Written problem
Leaving out the pictures, please retype each record exactly.

(Excerpts from a figure dataset)
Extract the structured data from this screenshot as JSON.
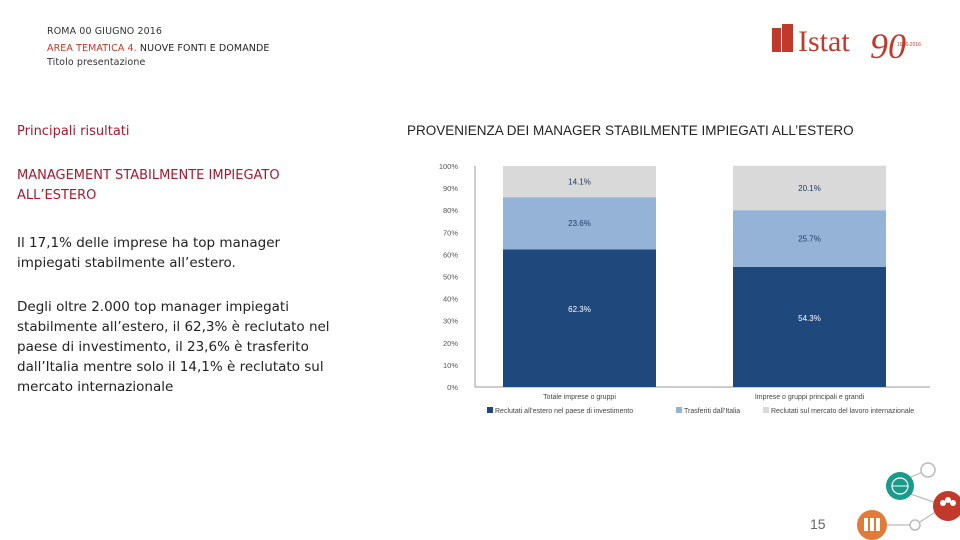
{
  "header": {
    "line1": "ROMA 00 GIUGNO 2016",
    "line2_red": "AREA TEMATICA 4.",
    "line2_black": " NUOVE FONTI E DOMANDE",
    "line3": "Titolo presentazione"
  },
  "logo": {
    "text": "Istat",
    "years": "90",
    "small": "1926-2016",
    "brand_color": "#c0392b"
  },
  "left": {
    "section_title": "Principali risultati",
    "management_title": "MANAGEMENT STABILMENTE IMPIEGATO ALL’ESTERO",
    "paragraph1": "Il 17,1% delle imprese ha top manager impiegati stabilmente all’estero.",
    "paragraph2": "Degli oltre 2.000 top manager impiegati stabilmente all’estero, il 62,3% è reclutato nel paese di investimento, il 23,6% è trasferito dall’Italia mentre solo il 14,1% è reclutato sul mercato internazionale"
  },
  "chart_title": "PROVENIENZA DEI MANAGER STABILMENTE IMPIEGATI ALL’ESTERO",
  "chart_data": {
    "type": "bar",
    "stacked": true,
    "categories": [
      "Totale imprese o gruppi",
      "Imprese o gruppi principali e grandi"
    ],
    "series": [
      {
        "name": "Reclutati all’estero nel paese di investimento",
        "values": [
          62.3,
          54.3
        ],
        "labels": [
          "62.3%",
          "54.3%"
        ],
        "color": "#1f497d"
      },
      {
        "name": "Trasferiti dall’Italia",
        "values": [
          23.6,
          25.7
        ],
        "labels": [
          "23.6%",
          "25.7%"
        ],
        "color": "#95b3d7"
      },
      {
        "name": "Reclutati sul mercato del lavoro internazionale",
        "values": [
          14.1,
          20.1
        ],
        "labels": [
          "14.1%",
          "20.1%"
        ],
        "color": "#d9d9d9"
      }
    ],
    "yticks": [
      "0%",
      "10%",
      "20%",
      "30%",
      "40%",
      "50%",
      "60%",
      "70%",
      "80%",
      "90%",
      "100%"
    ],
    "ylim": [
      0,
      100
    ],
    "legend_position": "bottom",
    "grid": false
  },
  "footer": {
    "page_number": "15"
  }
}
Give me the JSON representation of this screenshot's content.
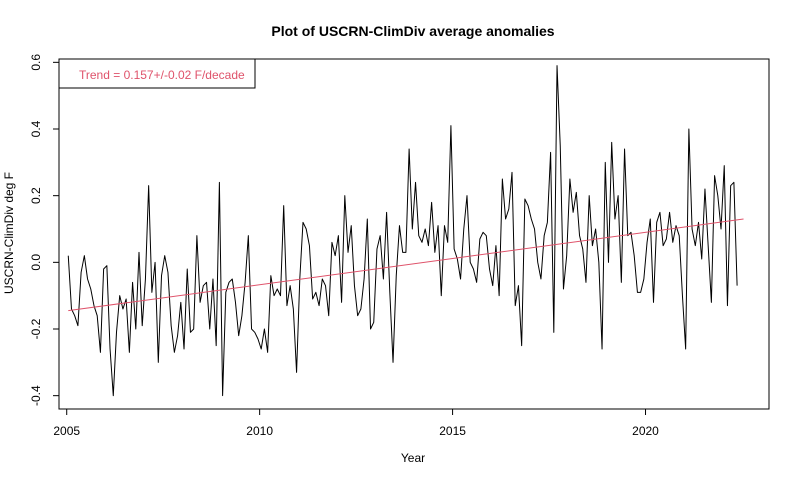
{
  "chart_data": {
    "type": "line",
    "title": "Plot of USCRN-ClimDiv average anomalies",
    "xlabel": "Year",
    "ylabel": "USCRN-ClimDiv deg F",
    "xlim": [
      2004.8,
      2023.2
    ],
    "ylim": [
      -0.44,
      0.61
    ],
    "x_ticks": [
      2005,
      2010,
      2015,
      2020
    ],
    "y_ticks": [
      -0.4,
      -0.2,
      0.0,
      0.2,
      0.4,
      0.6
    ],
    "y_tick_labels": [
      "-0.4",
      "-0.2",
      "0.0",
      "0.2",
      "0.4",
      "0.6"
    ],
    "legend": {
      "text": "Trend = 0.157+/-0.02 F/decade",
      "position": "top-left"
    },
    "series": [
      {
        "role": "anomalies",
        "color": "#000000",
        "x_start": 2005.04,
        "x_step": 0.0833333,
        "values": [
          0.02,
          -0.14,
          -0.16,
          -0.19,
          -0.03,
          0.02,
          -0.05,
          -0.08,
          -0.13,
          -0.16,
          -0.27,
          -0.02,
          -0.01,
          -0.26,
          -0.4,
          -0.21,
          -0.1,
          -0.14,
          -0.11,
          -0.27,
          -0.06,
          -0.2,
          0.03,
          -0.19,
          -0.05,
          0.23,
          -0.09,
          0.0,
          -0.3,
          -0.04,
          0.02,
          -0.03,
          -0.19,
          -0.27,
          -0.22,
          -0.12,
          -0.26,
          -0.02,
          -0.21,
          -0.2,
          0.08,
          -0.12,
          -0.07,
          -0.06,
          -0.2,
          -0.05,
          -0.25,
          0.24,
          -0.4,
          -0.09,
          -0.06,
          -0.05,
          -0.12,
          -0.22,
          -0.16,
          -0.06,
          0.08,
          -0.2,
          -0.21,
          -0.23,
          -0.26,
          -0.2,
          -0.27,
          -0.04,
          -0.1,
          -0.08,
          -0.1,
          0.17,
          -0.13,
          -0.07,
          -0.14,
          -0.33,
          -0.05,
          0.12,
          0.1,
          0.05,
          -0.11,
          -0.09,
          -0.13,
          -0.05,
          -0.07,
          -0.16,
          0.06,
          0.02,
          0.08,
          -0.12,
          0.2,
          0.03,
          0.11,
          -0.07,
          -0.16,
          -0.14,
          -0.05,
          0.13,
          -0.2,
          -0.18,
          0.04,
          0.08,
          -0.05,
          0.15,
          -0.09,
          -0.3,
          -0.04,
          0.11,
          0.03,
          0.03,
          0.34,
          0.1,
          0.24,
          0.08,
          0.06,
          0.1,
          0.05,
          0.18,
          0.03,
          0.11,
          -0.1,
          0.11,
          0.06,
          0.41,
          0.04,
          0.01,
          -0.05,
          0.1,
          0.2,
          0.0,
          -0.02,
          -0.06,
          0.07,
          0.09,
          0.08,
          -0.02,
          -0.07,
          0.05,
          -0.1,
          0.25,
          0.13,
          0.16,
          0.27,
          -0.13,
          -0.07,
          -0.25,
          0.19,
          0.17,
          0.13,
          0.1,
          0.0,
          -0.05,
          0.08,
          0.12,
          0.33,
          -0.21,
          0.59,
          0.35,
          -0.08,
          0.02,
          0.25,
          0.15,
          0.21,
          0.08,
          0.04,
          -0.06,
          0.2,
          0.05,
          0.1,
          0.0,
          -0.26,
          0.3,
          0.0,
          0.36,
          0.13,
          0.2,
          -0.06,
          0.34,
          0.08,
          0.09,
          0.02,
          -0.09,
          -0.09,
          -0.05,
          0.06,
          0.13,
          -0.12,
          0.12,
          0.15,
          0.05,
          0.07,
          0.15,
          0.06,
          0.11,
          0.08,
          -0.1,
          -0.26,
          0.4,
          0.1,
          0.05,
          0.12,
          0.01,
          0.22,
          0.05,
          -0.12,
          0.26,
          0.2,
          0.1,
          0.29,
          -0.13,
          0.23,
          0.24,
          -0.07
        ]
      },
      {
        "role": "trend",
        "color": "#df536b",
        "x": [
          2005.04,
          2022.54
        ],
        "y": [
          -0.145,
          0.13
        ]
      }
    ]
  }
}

Result of this exercise
Extract the structured data from this screenshot as JSON.
{
  "header": {
    "line1": "ROMA 00 GIUGNO 2016",
    "line2_red": "AREA TEMATICA 4.",
    "line2_black": " NUOVE FONTI E DOMANDE",
    "line3": "Titolo presentazione"
  },
  "logo": {
    "text": "Istat",
    "years": "90",
    "small": "1926-2016",
    "brand_color": "#c0392b"
  },
  "left": {
    "section_title": "Principali risultati",
    "management_title": "MANAGEMENT STABILMENTE IMPIEGATO ALL’ESTERO",
    "paragraph1": "Il 17,1% delle imprese ha top manager impiegati stabilmente all’estero.",
    "paragraph2": "Degli oltre 2.000 top manager impiegati stabilmente all’estero, il 62,3% è reclutato nel paese di investimento, il 23,6% è trasferito dall’Italia mentre solo il 14,1% è reclutato sul mercato internazionale"
  },
  "chart_title": "PROVENIENZA DEI MANAGER STABILMENTE IMPIEGATI ALL’ESTERO",
  "chart_data": {
    "type": "bar",
    "stacked": true,
    "categories": [
      "Totale imprese o gruppi",
      "Imprese o gruppi principali e grandi"
    ],
    "series": [
      {
        "name": "Reclutati all’estero nel paese di investimento",
        "values": [
          62.3,
          54.3
        ],
        "labels": [
          "62.3%",
          "54.3%"
        ],
        "color": "#1f497d"
      },
      {
        "name": "Trasferiti dall’Italia",
        "values": [
          23.6,
          25.7
        ],
        "labels": [
          "23.6%",
          "25.7%"
        ],
        "color": "#95b3d7"
      },
      {
        "name": "Reclutati sul mercato del lavoro internazionale",
        "values": [
          14.1,
          20.1
        ],
        "labels": [
          "14.1%",
          "20.1%"
        ],
        "color": "#d9d9d9"
      }
    ],
    "yticks": [
      "0%",
      "10%",
      "20%",
      "30%",
      "40%",
      "50%",
      "60%",
      "70%",
      "80%",
      "90%",
      "100%"
    ],
    "ylim": [
      0,
      100
    ],
    "legend_position": "bottom",
    "grid": false
  },
  "footer": {
    "page_number": "15"
  }
}
Give me the JSON representation of this screenshot's content.
{
  "chart_data": {
    "type": "line",
    "title": "Plot of USCRN-ClimDiv average anomalies",
    "xlabel": "Year",
    "ylabel": "USCRN-ClimDiv deg F",
    "xlim": [
      2004.8,
      2023.2
    ],
    "ylim": [
      -0.44,
      0.61
    ],
    "x_ticks": [
      2005,
      2010,
      2015,
      2020
    ],
    "y_ticks": [
      -0.4,
      -0.2,
      0.0,
      0.2,
      0.4,
      0.6
    ],
    "y_tick_labels": [
      "-0.4",
      "-0.2",
      "0.0",
      "0.2",
      "0.4",
      "0.6"
    ],
    "legend": {
      "text": "Trend = 0.157+/-0.02 F/decade",
      "position": "top-left"
    },
    "series": [
      {
        "role": "anomalies",
        "color": "#000000",
        "x_start": 2005.04,
        "x_step": 0.0833333,
        "values": [
          0.02,
          -0.14,
          -0.16,
          -0.19,
          -0.03,
          0.02,
          -0.05,
          -0.08,
          -0.13,
          -0.16,
          -0.27,
          -0.02,
          -0.01,
          -0.26,
          -0.4,
          -0.21,
          -0.1,
          -0.14,
          -0.11,
          -0.27,
          -0.06,
          -0.2,
          0.03,
          -0.19,
          -0.05,
          0.23,
          -0.09,
          0.0,
          -0.3,
          -0.04,
          0.02,
          -0.03,
          -0.19,
          -0.27,
          -0.22,
          -0.12,
          -0.26,
          -0.02,
          -0.21,
          -0.2,
          0.08,
          -0.12,
          -0.07,
          -0.06,
          -0.2,
          -0.05,
          -0.25,
          0.24,
          -0.4,
          -0.09,
          -0.06,
          -0.05,
          -0.12,
          -0.22,
          -0.16,
          -0.06,
          0.08,
          -0.2,
          -0.21,
          -0.23,
          -0.26,
          -0.2,
          -0.27,
          -0.04,
          -0.1,
          -0.08,
          -0.1,
          0.17,
          -0.13,
          -0.07,
          -0.14,
          -0.33,
          -0.05,
          0.12,
          0.1,
          0.05,
          -0.11,
          -0.09,
          -0.13,
          -0.05,
          -0.07,
          -0.16,
          0.06,
          0.02,
          0.08,
          -0.12,
          0.2,
          0.03,
          0.11,
          -0.07,
          -0.16,
          -0.14,
          -0.05,
          0.13,
          -0.2,
          -0.18,
          0.04,
          0.08,
          -0.05,
          0.15,
          -0.09,
          -0.3,
          -0.04,
          0.11,
          0.03,
          0.03,
          0.34,
          0.1,
          0.24,
          0.08,
          0.06,
          0.1,
          0.05,
          0.18,
          0.03,
          0.11,
          -0.1,
          0.11,
          0.06,
          0.41,
          0.04,
          0.01,
          -0.05,
          0.1,
          0.2,
          0.0,
          -0.02,
          -0.06,
          0.07,
          0.09,
          0.08,
          -0.02,
          -0.07,
          0.05,
          -0.1,
          0.25,
          0.13,
          0.16,
          0.27,
          -0.13,
          -0.07,
          -0.25,
          0.19,
          0.17,
          0.13,
          0.1,
          0.0,
          -0.05,
          0.08,
          0.12,
          0.33,
          -0.21,
          0.59,
          0.35,
          -0.08,
          0.02,
          0.25,
          0.15,
          0.21,
          0.08,
          0.04,
          -0.06,
          0.2,
          0.05,
          0.1,
          0.0,
          -0.26,
          0.3,
          0.0,
          0.36,
          0.13,
          0.2,
          -0.06,
          0.34,
          0.08,
          0.09,
          0.02,
          -0.09,
          -0.09,
          -0.05,
          0.06,
          0.13,
          -0.12,
          0.12,
          0.15,
          0.05,
          0.07,
          0.15,
          0.06,
          0.11,
          0.08,
          -0.1,
          -0.26,
          0.4,
          0.1,
          0.05,
          0.12,
          0.01,
          0.22,
          0.05,
          -0.12,
          0.26,
          0.2,
          0.1,
          0.29,
          -0.13,
          0.23,
          0.24,
          -0.07
        ]
      },
      {
        "role": "trend",
        "color": "#df536b",
        "x": [
          2005.04,
          2022.54
        ],
        "y": [
          -0.145,
          0.13
        ]
      }
    ]
  }
}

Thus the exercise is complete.